Task requirements:
The data below needs to be returned exactly, line for line.

Exercise data:

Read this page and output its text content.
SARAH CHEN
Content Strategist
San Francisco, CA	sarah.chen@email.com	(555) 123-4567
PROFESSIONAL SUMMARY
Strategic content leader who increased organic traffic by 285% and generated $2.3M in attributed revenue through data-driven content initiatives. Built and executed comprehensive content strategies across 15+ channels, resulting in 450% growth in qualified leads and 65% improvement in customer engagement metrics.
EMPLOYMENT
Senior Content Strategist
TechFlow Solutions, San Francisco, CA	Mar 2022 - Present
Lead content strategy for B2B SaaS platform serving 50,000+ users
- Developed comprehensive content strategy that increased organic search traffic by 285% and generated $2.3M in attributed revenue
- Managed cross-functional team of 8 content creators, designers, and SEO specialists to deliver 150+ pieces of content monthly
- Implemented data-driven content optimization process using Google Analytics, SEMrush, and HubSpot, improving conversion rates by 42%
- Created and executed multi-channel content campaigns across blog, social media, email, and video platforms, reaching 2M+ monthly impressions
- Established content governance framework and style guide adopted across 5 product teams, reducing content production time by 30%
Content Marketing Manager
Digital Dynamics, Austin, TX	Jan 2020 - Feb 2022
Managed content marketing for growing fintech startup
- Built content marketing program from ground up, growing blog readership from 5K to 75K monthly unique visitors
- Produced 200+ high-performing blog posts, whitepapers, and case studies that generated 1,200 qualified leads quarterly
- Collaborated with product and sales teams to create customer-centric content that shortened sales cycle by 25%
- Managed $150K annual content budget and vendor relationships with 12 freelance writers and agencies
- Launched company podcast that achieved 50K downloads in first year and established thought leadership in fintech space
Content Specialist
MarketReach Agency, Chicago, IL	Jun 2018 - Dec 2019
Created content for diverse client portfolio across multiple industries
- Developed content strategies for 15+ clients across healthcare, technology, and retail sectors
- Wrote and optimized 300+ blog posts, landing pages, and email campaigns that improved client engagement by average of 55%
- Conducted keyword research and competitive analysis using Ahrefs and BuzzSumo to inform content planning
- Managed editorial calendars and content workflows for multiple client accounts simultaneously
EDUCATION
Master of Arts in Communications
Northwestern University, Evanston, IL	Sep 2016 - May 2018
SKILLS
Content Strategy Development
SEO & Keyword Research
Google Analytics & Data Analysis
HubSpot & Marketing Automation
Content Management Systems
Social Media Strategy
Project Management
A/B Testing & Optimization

Task response:
Read this page and output its text content.
SARAH CHEN
Content Strategist
San Francisco, CA	sarah.chen@email.com	(555) 123-4567
PROFESSIONAL SUMMARY
Strategic content leader who increased organic traffic by 285% and generated $2.3M in attributed revenue through data-driven content initiatives. Built and executed comprehensive content strategies across 15+ channels, resulting in 450% growth in qualified leads and 65% improvement in customer engagement metrics.
EMPLOYMENT
Senior Content Strategist
TechFlow Solutions, San Francisco, CA	Mar 2022 - Present
Lead content strategy for B2B SaaS platform serving 50,000+ users
- Developed comprehensive content strategy that increased organic search traffic by 285% and generated $2.3M in attributed revenue
- Managed cross-functional team of 8 content creators, designers, and SEO specialists to deliver 150+ pieces of content monthly
- Implemented data-driven content optimization process using Google Analytics, SEMrush, and HubSpot, improving conversion rates by 42%
- Created and executed multi-channel content campaigns across blog, social media, email, and video platforms, reaching 2M+ monthly impressions
- Established content governance framework and style guide adopted across 5 product teams, reducing content production time by 30%
Content Marketing Manager
Digital Dynamics, Austin, TX	Jan 2020 - Feb 2022
Managed content marketing for growing fintech startup
- Built content marketing program from ground up, growing blog readership from 5K to 75K monthly unique visitors
- Produced 200+ high-performing blog posts, whitepapers, and case studies that generated 1,200 qualified leads quarterly
- Collaborated with product and sales teams to create customer-centric content that shortened sales cycle by 25%
- Managed $150K annual content budget and vendor relationships with 12 freelance writers and agencies
- Launched company podcast that achieved 50K downloads in first year and established thought leadership in fintech space
Content Specialist
MarketReach Agency, Chicago, IL	Jun 2018 - Dec 2019
Created content for diverse client portfolio across multiple industries
- Developed content strategies for 15+ clients across healthcare, technology, and retail sectors
- Wrote and optimized 300+ blog posts, landing pages, and email campaigns that improved client engagement by average of 55%
- Conducted keyword research and competitive analysis using Ahrefs and BuzzSumo to inform content planning
- Managed editorial calendars and content workflows for multiple client accounts simultaneously
EDUCATION
Master of Arts in Communications
Northwestern University, Evanston, IL	Sep 2016 - May 2018
SKILLS
Content Strategy Development
SEO & Keyword Research
Google Analytics & Data Analysis
HubSpot & Marketing Automation
Content Management Systems
Social Media Strategy
Project Management
A/B Testing & Optimization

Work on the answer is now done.